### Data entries
•••••

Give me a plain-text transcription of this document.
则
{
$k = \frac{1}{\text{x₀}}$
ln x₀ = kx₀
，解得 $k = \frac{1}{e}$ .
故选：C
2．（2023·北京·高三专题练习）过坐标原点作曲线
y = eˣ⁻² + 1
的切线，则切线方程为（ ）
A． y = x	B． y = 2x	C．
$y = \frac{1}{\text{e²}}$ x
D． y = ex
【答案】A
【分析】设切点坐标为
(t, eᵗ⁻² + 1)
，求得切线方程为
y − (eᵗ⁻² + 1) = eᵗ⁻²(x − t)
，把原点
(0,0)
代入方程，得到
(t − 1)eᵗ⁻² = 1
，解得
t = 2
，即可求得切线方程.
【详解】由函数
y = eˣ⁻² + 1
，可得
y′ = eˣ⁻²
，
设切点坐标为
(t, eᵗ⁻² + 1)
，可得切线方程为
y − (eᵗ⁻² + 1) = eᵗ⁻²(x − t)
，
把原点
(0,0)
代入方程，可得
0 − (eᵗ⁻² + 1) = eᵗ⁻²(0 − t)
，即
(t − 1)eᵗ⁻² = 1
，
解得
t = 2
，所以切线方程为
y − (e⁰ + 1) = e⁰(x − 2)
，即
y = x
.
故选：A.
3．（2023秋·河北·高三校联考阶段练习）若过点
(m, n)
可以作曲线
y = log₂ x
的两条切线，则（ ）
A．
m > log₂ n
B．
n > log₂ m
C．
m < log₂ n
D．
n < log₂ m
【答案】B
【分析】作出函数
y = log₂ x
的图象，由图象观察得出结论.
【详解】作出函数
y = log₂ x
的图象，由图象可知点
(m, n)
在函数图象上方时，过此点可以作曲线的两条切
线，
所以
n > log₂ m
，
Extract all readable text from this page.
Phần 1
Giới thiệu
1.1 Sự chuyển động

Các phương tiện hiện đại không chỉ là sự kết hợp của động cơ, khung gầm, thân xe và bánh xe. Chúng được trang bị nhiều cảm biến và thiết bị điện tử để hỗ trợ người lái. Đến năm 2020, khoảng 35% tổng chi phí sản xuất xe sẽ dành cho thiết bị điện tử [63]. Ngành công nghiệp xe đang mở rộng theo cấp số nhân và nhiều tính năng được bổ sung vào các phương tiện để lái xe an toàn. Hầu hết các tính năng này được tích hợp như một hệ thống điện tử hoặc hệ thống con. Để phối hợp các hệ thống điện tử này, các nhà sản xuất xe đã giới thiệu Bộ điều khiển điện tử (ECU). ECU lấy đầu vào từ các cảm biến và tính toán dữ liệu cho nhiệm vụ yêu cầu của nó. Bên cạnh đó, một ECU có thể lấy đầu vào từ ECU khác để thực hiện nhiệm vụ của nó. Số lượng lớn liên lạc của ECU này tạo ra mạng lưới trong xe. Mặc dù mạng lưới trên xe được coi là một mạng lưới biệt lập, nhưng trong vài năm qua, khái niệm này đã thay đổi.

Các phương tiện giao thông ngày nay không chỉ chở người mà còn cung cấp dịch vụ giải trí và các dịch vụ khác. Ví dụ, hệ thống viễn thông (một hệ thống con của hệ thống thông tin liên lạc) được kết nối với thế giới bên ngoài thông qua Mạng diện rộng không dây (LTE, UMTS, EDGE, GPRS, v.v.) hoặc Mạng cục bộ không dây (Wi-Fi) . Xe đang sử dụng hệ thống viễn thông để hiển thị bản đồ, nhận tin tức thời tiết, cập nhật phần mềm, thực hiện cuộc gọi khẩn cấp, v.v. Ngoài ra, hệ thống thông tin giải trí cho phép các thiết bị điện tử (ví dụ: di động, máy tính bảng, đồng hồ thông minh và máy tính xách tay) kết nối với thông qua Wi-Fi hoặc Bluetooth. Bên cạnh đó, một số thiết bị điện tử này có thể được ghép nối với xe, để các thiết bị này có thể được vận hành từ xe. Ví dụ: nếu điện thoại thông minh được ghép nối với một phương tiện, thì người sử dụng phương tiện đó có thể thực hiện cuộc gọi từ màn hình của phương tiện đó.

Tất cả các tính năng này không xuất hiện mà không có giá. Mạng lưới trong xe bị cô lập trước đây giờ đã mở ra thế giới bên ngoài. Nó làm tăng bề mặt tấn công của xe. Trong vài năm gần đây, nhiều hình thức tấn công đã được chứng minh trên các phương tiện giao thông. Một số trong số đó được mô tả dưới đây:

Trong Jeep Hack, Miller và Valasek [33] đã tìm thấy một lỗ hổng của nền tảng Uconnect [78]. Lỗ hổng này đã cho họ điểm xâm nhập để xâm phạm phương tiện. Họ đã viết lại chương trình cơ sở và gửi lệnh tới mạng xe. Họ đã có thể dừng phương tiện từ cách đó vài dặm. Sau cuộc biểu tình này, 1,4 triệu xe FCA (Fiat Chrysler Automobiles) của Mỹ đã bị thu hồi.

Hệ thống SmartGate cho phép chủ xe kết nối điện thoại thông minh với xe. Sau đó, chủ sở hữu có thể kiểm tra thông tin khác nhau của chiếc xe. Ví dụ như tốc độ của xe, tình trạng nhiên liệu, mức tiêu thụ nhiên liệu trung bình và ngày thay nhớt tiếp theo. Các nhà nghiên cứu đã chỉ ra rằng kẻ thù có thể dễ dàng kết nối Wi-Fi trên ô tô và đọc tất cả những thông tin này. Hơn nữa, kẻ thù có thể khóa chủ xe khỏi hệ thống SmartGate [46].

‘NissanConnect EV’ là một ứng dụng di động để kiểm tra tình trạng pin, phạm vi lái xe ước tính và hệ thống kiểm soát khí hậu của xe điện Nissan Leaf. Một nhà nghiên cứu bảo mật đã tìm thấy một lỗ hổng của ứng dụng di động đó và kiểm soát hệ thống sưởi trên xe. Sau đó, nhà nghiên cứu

•••••

What is the number of lines in this material that hold the string "text"? Answer with that number only.

### Right answer
4